• Exercise aim: Quote all of the data that follows exactly as written, skipping the images.

• Data lines:
========
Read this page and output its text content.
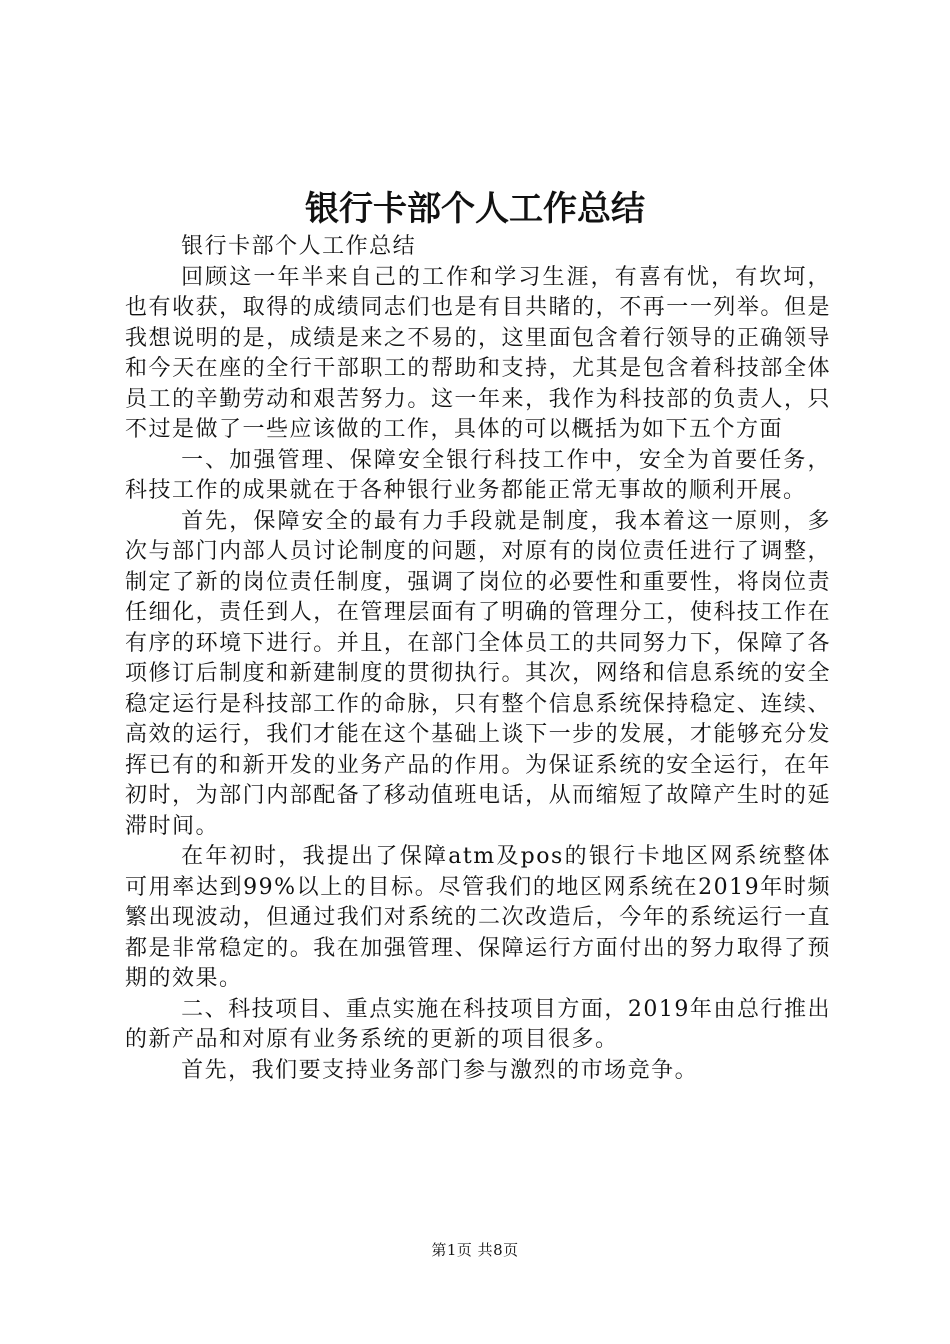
银行卡部个人工作总结

银行卡部个人工作总结

回顾这一年半来自己的工作和学习生涯，有喜有忧，有坎坷，也有收获，取得的成绩同志们也是有目共睹的，不再一一列举。但是我想说明的是，成绩是来之不易的，这里面包含着行领导的正确领导和今天在座的全行干部职工的帮助和支持，尤其是包含着科技部全体员工的辛勤劳动和艰苦努力。这一年来，我作为科技部的负责人，只不过是做了一些应该做的工作，具体的可以概括为如下五个方面

一、加强管理、保障安全银行科技工作中，安全为首要任务，科技工作的成果就在于各种银行业务都能正常无事故的顺利开展。

首先，保障安全的最有力手段就是制度，我本着这一原则，多次与部门内部人员讨论制度的问题，对原有的岗位责任进行了调整，制定了新的岗位责任制度，强调了岗位的必要性和重要性，将岗位责任细化，责任到人，在管理层面有了明确的管理分工，使科技工作在有序的环境下进行。并且，在部门全体员工的共同努力下，保障了各项修订后制度和新建制度的贯彻执行。其次，网络和信息系统的安全稳定运行是科技部工作的命脉，只有整个信息系统保持稳定、连续、高效的运行，我们才能在这个基础上谈下一步的发展，才能够充分发挥已有的和新开发的业务产品的作用。为保证系统的安全运行，在年初时，为部门内部配备了移动值班电话，从而缩短了故障产生时的延滞时间。

在年初时，我提出了保障atm及pos的银行卡地区网系统整体可用率达到99%以上的目标。尽管我们的地区网系统在2019年时频繁出现波动，但通过我们对系统的二次改造后，今年的系统运行一直都是非常稳定的。我在加强管理、保障运行方面付出的努力取得了预期的效果。

二、科技项目、重点实施在科技项目方面，2019年由总行推出的新产品和对原有业务系统的更新的项目很多。

首先，我们要支持业务部门参与激烈的市场竞争。

第1页 共8页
========
• Exercise response:
Read this page and output its text content.
银行卡部个人工作总结

银行卡部个人工作总结

回顾这一年半来自己的工作和学习生涯，有喜有忧，有坎坷，也有收获，取得的成绩同志们也是有目共睹的，不再一一列举。但是我想说明的是，成绩是来之不易的，这里面包含着行领导的正确领导和今天在座的全行干部职工的帮助和支持，尤其是包含着科技部全体员工的辛勤劳动和艰苦努力。这一年来，我作为科技部的负责人，只不过是做了一些应该做的工作，具体的可以概括为如下五个方面

一、加强管理、保障安全银行科技工作中，安全为首要任务，科技工作的成果就在于各种银行业务都能正常无事故的顺利开展。

首先，保障安全的最有力手段就是制度，我本着这一原则，多次与部门内部人员讨论制度的问题，对原有的岗位责任进行了调整，制定了新的岗位责任制度，强调了岗位的必要性和重要性，将岗位责任细化，责任到人，在管理层面有了明确的管理分工，使科技工作在有序的环境下进行。并且，在部门全体员工的共同努力下，保障了各项修订后制度和新建制度的贯彻执行。其次，网络和信息系统的安全稳定运行是科技部工作的命脉，只有整个信息系统保持稳定、连续、高效的运行，我们才能在这个基础上谈下一步的发展，才能够充分发挥已有的和新开发的业务产品的作用。为保证系统的安全运行，在年初时，为部门内部配备了移动值班电话，从而缩短了故障产生时的延滞时间。

在年初时，我提出了保障atm及pos的银行卡地区网系统整体可用率达到99%以上的目标。尽管我们的地区网系统在2019年时频繁出现波动，但通过我们对系统的二次改造后，今年的系统运行一直都是非常稳定的。我在加强管理、保障运行方面付出的努力取得了预期的效果。

二、科技项目、重点实施在科技项目方面，2019年由总行推出的新产品和对原有业务系统的更新的项目很多。

首先，我们要支持业务部门参与激烈的市场竞争。

第1页 共8页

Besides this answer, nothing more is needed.